Collected data
# # # #

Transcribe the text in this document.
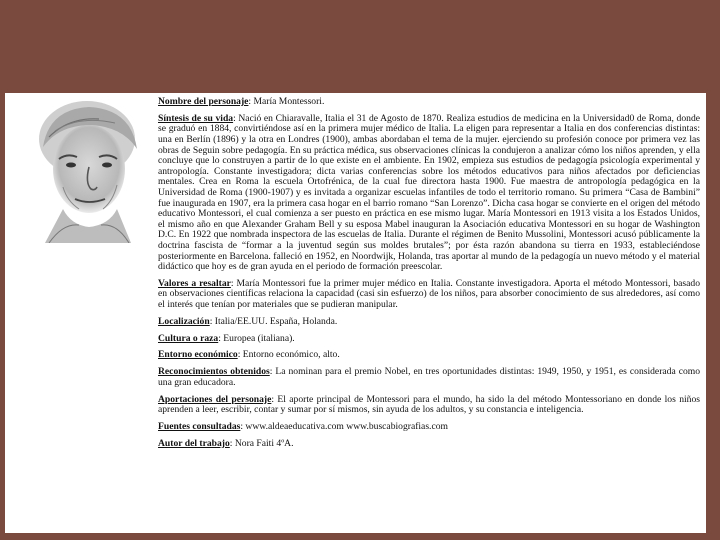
Nombre del personaje: María Montessori.

Síntesis de su vida: Nació en Chiaravalle, Italia el 31 de Agosto de 1870. Realiza estudios de medicina en la Universidad0 de Roma, donde se graduó en 1884, convirtiéndose así en la primera mujer médico de Italia. La eligen para representar a Italia en dos conferencias distintas: una en Berlín (1896) y la otra en Londres (1900), ambas abordaban el tema de la mujer. ejerciendo su profesión conoce por primera vez las obras de Seguin sobre pedagogía. En su práctica médica, sus observaciones clínicas la condujeron a analizar cómo los niños aprenden, y ella concluye que lo construyen a partir de lo que existe en el ambiente. En 1902, empieza sus estudios de pedagogía psicología experimental y antropología. Constante investigadora; dicta varias conferencias sobre los métodos educativos para niños afectados por deficiencias mentales. Crea en Roma la escuela Ortofrénica, de la cual fue directora hasta 1900. Fue maestra de antropología pedagógica en la Universidad de Roma (1900-1907) y es invitada a organizar escuelas infantiles de todo el territorio romano. Su primera “Casa de Bambini” fue inaugurada en 1907, era la primera casa hogar en el barrio romano “San Lorenzo”. Dicha casa hogar se convierte en el origen del método educativo Montessori, el cual comienza a ser puesto en práctica en ese mismo lugar. María Montessori en 1913 visita a los Estados Unidos, el mismo año en que Alexander Graham Bell y su esposa Mabel inauguran la Asociación educativa Montessori en su hogar de Washington D.C. En 1922 que nombrada inspectora de las escuelas de Italia. Durante el régimen de Benito Mussolini, Montessori acusó públicamente la doctrina fascista de “formar a la juventud según sus moldes brutales”; por ésta razón abandona su tierra en 1933, estableciéndose posteriormente en Barcelona. falleció en 1952, en Noordwijk, Holanda, tras aportar al mundo de la pedagogía un nuevo método y el material didáctico que hoy es de gran ayuda en el periodo de formación preescolar.

Valores a resaltar: María Montessori fue la primer mujer médico en Italia. Constante investigadora. Aporta el método Montessori, basado en observaciones científicas relaciona la capacidad (casi sin esfuerzo) de los niños, para absorber conocimiento de sus alrededores, así como el interés que tenían por materiales que se pudieran manipular.

Localización: Italia/EE.UU. España, Holanda.

Cultura o raza: Europea (italiana).

Entorno económico: Entorno económico, alto.

Reconocimientos obtenidos: La nominan para el premio Nobel, en tres oportunidades distintas: 1949, 1950, y 1951, es considerada como una gran educadora.

Aportaciones del personaje: El aporte principal de Montessori para el mundo, ha sido la del método Montessoriano en donde los niños aprenden a leer, escribir, contar y sumar por sí mismos, sin ayuda de los adultos, y su constancia e inteligencia.

Fuentes consultadas: www.aldeaeducativa.com www.buscabiografias.com

Autor del trabajo: Nora Faiti 4ºA.
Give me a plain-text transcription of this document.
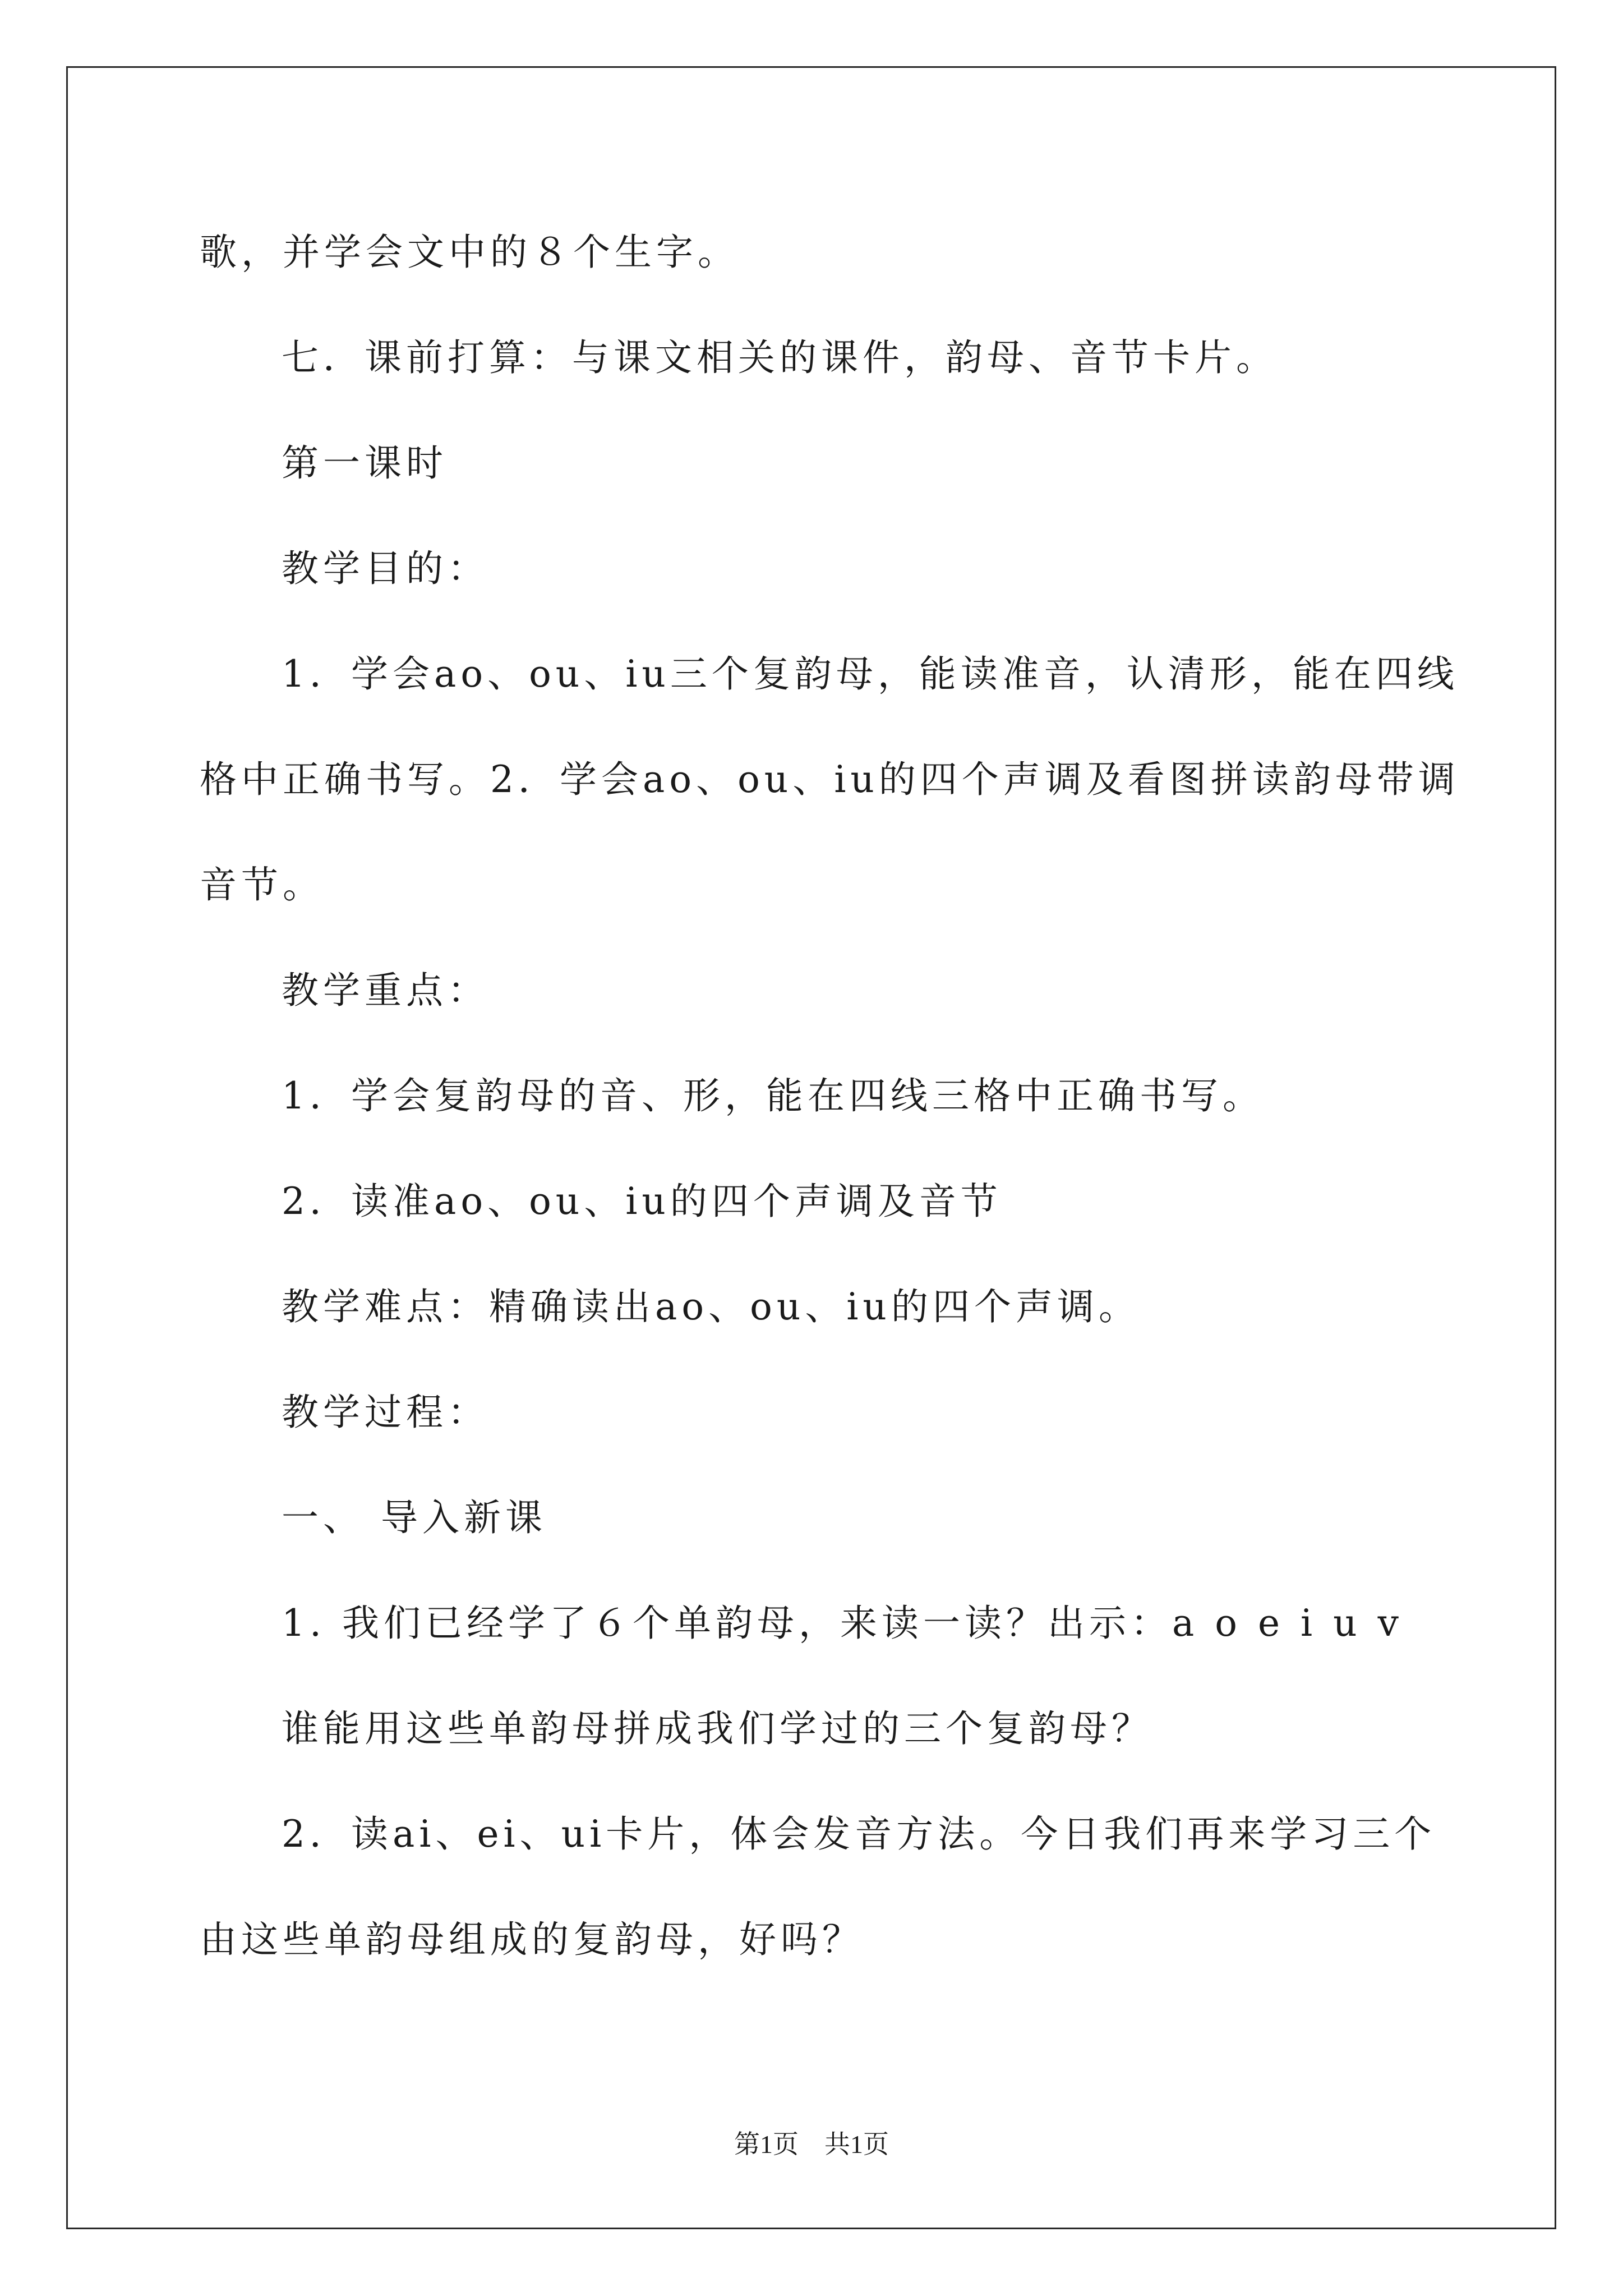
歌，并学会文中的８个生字。
七．课前打算：与课文相关的课件，韵母、音节卡片。
第一课时
教学目的：
1．学会ao、ou、iu三个复韵母，能读准音，认清形，能在四线
格中正确书写。2．学会ao、ou、iu的四个声调及看图拼读韵母带调
音节。
教学重点：
1．学会复韵母的音、形，能在四线三格中正确书写。
2．读准ao、ou、iu的四个声调及音节
教学难点：精确读出ao、ou、iu的四个声调。
教学过程：
一、 导入新课
1. 我们已经学了６个单韵母，来读一读？出示：a o e i u v
谁能用这些单韵母拼成我们学过的三个复韵母？
2．读ai、ei、ui卡片，体会发音方法。今日我们再来学习三个
由这些单韵母组成的复韵母，好吗？
第1页　共1页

# # # #

**Given exercise**
Locate the word "personaje" in the records above, and return each line that has it.

**In response**
Nombre del personaje: María Montessori.
Aportaciones del personaje: El aporte principal de Montessori para el mundo, ha sido la del método Montessoriano en donde los niños aprenden a leer, escribir, contar y sumar por sí mismos, sin ayuda de los adultos, y su constancia e inteligencia.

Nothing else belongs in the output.